INPUT MATERIAL:
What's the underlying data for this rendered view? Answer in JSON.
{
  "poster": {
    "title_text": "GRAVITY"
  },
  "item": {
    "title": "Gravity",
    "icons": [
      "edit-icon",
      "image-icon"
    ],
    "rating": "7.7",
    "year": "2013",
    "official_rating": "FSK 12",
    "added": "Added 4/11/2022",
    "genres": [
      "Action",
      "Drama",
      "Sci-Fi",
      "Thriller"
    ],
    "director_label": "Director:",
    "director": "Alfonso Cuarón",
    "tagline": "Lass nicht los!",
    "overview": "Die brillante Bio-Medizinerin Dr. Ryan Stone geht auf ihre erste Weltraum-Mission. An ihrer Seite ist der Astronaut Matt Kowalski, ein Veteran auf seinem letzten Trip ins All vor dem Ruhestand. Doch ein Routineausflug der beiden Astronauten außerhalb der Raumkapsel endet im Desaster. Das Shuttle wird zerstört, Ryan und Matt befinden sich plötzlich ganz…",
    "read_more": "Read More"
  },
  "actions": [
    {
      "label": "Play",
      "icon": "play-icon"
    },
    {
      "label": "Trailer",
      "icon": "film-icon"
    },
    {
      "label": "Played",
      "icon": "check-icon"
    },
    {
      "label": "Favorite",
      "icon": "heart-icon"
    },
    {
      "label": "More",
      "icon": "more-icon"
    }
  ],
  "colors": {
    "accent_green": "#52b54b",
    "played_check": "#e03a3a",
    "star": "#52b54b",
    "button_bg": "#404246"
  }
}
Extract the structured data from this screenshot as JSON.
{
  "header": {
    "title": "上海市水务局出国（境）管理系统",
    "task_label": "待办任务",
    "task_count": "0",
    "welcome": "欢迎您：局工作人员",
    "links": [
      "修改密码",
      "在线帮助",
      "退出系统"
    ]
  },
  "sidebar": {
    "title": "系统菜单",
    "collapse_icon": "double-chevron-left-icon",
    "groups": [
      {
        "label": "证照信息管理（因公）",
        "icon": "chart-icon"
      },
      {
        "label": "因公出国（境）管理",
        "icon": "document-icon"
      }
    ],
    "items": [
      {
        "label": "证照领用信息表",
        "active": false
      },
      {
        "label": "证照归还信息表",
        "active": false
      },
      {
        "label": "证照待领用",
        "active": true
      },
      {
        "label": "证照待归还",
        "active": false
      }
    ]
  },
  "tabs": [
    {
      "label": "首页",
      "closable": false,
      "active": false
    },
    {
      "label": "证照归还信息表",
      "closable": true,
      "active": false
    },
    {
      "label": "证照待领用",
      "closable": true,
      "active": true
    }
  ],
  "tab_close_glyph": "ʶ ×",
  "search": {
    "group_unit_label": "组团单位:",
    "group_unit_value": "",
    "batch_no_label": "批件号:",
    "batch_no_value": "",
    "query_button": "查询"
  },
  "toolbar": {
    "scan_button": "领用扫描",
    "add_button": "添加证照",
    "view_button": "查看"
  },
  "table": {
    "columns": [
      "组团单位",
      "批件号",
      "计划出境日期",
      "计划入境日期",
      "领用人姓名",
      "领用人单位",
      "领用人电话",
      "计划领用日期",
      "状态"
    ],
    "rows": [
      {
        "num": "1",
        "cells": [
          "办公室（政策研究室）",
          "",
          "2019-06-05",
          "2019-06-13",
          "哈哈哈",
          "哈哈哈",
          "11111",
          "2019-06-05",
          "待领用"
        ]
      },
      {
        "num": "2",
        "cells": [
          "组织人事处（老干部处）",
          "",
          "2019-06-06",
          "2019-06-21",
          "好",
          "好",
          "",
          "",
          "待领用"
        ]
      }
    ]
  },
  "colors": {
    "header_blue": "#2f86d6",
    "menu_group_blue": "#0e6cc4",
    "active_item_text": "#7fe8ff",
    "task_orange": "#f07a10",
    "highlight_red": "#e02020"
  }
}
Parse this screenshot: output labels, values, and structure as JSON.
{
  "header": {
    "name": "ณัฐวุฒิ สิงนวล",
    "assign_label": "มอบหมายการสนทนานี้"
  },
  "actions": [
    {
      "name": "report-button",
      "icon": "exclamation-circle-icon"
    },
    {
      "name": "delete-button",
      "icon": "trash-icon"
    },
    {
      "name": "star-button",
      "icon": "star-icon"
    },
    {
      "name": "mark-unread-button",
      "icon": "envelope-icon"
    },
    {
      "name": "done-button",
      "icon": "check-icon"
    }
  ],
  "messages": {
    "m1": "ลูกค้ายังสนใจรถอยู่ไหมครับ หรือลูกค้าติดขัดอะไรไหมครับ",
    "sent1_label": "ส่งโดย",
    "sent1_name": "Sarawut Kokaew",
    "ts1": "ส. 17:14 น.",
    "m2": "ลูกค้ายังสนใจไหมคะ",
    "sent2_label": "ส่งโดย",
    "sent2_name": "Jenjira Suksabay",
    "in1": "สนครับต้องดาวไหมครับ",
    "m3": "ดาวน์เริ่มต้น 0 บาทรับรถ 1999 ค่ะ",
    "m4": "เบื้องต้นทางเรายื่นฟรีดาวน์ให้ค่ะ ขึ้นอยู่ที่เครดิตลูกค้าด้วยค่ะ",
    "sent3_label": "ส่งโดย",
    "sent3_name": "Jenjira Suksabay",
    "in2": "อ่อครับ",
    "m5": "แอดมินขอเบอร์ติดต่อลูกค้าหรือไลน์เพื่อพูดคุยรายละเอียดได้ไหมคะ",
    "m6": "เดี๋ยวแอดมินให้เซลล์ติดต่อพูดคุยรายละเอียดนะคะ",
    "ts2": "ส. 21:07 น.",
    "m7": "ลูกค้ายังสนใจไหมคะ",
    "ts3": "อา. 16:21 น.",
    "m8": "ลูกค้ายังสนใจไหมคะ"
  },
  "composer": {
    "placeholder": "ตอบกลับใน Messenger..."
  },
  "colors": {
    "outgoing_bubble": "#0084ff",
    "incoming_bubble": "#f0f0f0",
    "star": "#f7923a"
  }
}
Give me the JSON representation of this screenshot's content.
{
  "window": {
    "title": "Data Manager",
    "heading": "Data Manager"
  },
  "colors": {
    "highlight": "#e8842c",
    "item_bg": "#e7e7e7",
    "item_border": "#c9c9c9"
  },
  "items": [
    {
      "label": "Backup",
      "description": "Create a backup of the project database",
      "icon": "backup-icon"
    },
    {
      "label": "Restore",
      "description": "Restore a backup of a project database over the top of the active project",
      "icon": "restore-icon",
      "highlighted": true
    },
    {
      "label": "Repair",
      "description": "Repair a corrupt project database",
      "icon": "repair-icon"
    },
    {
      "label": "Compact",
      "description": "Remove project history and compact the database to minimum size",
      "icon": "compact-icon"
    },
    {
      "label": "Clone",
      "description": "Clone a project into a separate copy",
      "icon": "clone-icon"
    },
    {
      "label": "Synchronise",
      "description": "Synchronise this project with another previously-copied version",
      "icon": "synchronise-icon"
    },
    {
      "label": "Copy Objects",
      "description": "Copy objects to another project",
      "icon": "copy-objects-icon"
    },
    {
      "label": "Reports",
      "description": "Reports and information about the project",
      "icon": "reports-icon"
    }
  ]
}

THE REQUEST: Retype the material above, line by line, exactly.

RESULT OF THE EXERCISE:
What's the underlying data for this rendered view? Answer in JSON.
{
  "poster": {
    "title_text": "GRAVITY"
  },
  "item": {
    "title": "Gravity",
    "icons": [
      "edit-icon",
      "image-icon"
    ],
    "rating": "7.7",
    "year": "2013",
    "official_rating": "FSK 12",
    "added": "Added 4/11/2022",
    "genres": [
      "Action",
      "Drama",
      "Sci-Fi",
      "Thriller"
    ],
    "director_label": "Director:",
    "director": "Alfonso Cuarón",
    "tagline": "Lass nicht los!",
    "overview": "Die brillante Bio-Medizinerin Dr. Ryan Stone geht auf ihre erste Weltraum-Mission. An ihrer Seite ist der Astronaut Matt Kowalski, ein Veteran auf seinem letzten Trip ins All vor dem Ruhestand. Doch ein Routineausflug der beiden Astronauten außerhalb der Raumkapsel endet im Desaster. Das Shuttle wird zerstört, Ryan und Matt befinden sich plötzlich ganz…",
    "read_more": "Read More"
  },
  "actions": [
    {
      "label": "Play",
      "icon": "play-icon"
    },
    {
      "label": "Trailer",
      "icon": "film-icon"
    },
    {
      "label": "Played",
      "icon": "check-icon"
    },
    {
      "label": "Favorite",
      "icon": "heart-icon"
    },
    {
      "label": "More",
      "icon": "more-icon"
    }
  ],
  "colors": {
    "accent_green": "#52b54b",
    "played_check": "#e03a3a",
    "star": "#52b54b",
    "button_bg": "#404246"
  }
}
Extract the structured data from this screenshot as JSON.
{
  "header": {
    "title": "上海市水务局出国（境）管理系统",
    "task_label": "待办任务",
    "task_count": "0",
    "welcome": "欢迎您：局工作人员",
    "links": [
      "修改密码",
      "在线帮助",
      "退出系统"
    ]
  },
  "sidebar": {
    "title": "系统菜单",
    "collapse_icon": "double-chevron-left-icon",
    "groups": [
      {
        "label": "证照信息管理（因公）",
        "icon": "chart-icon"
      },
      {
        "label": "因公出国（境）管理",
        "icon": "document-icon"
      }
    ],
    "items": [
      {
        "label": "证照领用信息表",
        "active": false
      },
      {
        "label": "证照归还信息表",
        "active": false
      },
      {
        "label": "证照待领用",
        "active": true
      },
      {
        "label": "证照待归还",
        "active": false
      }
    ]
  },
  "tabs": [
    {
      "label": "首页",
      "closable": false,
      "active": false
    },
    {
      "label": "证照归还信息表",
      "closable": true,
      "active": false
    },
    {
      "label": "证照待领用",
      "closable": true,
      "active": true
    }
  ],
  "tab_close_glyph": "ʶ ×",
  "search": {
    "group_unit_label": "组团单位:",
    "group_unit_value": "",
    "batch_no_label": "批件号:",
    "batch_no_value": "",
    "query_button": "查询"
  },
  "toolbar": {
    "scan_button": "领用扫描",
    "add_button": "添加证照",
    "view_button": "查看"
  },
  "table": {
    "columns": [
      "组团单位",
      "批件号",
      "计划出境日期",
      "计划入境日期",
      "领用人姓名",
      "领用人单位",
      "领用人电话",
      "计划领用日期",
      "状态"
    ],
    "rows": [
      {
        "num": "1",
        "cells": [
          "办公室（政策研究室）",
          "",
          "2019-06-05",
          "2019-06-13",
          "哈哈哈",
          "哈哈哈",
          "11111",
          "2019-06-05",
          "待领用"
        ]
      },
      {
        "num": "2",
        "cells": [
          "组织人事处（老干部处）",
          "",
          "2019-06-06",
          "2019-06-21",
          "好",
          "好",
          "",
          "",
          "待领用"
        ]
      }
    ]
  },
  "colors": {
    "header_blue": "#2f86d6",
    "menu_group_blue": "#0e6cc4",
    "active_item_text": "#7fe8ff",
    "task_orange": "#f07a10",
    "highlight_red": "#e02020"
  }
}
Parse this screenshot: output labels, values, and structure as JSON.
{
  "header": {
    "name": "ณัฐวุฒิ สิงนวล",
    "assign_label": "มอบหมายการสนทนานี้"
  },
  "actions": [
    {
      "name": "report-button",
      "icon": "exclamation-circle-icon"
    },
    {
      "name": "delete-button",
      "icon": "trash-icon"
    },
    {
      "name": "star-button",
      "icon": "star-icon"
    },
    {
      "name": "mark-unread-button",
      "icon": "envelope-icon"
    },
    {
      "name": "done-button",
      "icon": "check-icon"
    }
  ],
  "messages": {
    "m1": "ลูกค้ายังสนใจรถอยู่ไหมครับ หรือลูกค้าติดขัดอะไรไหมครับ",
    "sent1_label": "ส่งโดย",
    "sent1_name": "Sarawut Kokaew",
    "ts1": "ส. 17:14 น.",
    "m2": "ลูกค้ายังสนใจไหมคะ",
    "sent2_label": "ส่งโดย",
    "sent2_name": "Jenjira Suksabay",
    "in1": "สนครับต้องดาวไหมครับ",
    "m3": "ดาวน์เริ่มต้น 0 บาทรับรถ 1999 ค่ะ",
    "m4": "เบื้องต้นทางเรายื่นฟรีดาวน์ให้ค่ะ ขึ้นอยู่ที่เครดิตลูกค้าด้วยค่ะ",
    "sent3_label": "ส่งโดย",
    "sent3_name": "Jenjira Suksabay",
    "in2": "อ่อครับ",
    "m5": "แอดมินขอเบอร์ติดต่อลูกค้าหรือไลน์เพื่อพูดคุยรายละเอียดได้ไหมคะ",
    "m6": "เดี๋ยวแอดมินให้เซลล์ติดต่อพูดคุยรายละเอียดนะคะ",
    "ts2": "ส. 21:07 น.",
    "m7": "ลูกค้ายังสนใจไหมคะ",
    "ts3": "อา. 16:21 น.",
    "m8": "ลูกค้ายังสนใจไหมคะ"
  },
  "composer": {
    "placeholder": "ตอบกลับใน Messenger..."
  },
  "colors": {
    "outgoing_bubble": "#0084ff",
    "incoming_bubble": "#f0f0f0",
    "star": "#f7923a"
  }
}
Give me the JSON representation of this screenshot's content.
{
  "window": {
    "title": "Data Manager",
    "heading": "Data Manager"
  },
  "colors": {
    "highlight": "#e8842c",
    "item_bg": "#e7e7e7",
    "item_border": "#c9c9c9"
  },
  "items": [
    {
      "label": "Backup",
      "description": "Create a backup of the project database",
      "icon": "backup-icon"
    },
    {
      "label": "Restore",
      "description": "Restore a backup of a project database over the top of the active project",
      "icon": "restore-icon",
      "highlighted": true
    },
    {
      "label": "Repair",
      "description": "Repair a corrupt project database",
      "icon": "repair-icon"
    },
    {
      "label": "Compact",
      "description": "Remove project history and compact the database to minimum size",
      "icon": "compact-icon"
    },
    {
      "label": "Clone",
      "description": "Clone a project into a separate copy",
      "icon": "clone-icon"
    },
    {
      "label": "Synchronise",
      "description": "Synchronise this project with another previously-copied version",
      "icon": "synchronise-icon"
    },
    {
      "label": "Copy Objects",
      "description": "Copy objects to another project",
      "icon": "copy-objects-icon"
    },
    {
      "label": "Reports",
      "description": "Reports and information about the project",
      "icon": "reports-icon"
    }
  ]
}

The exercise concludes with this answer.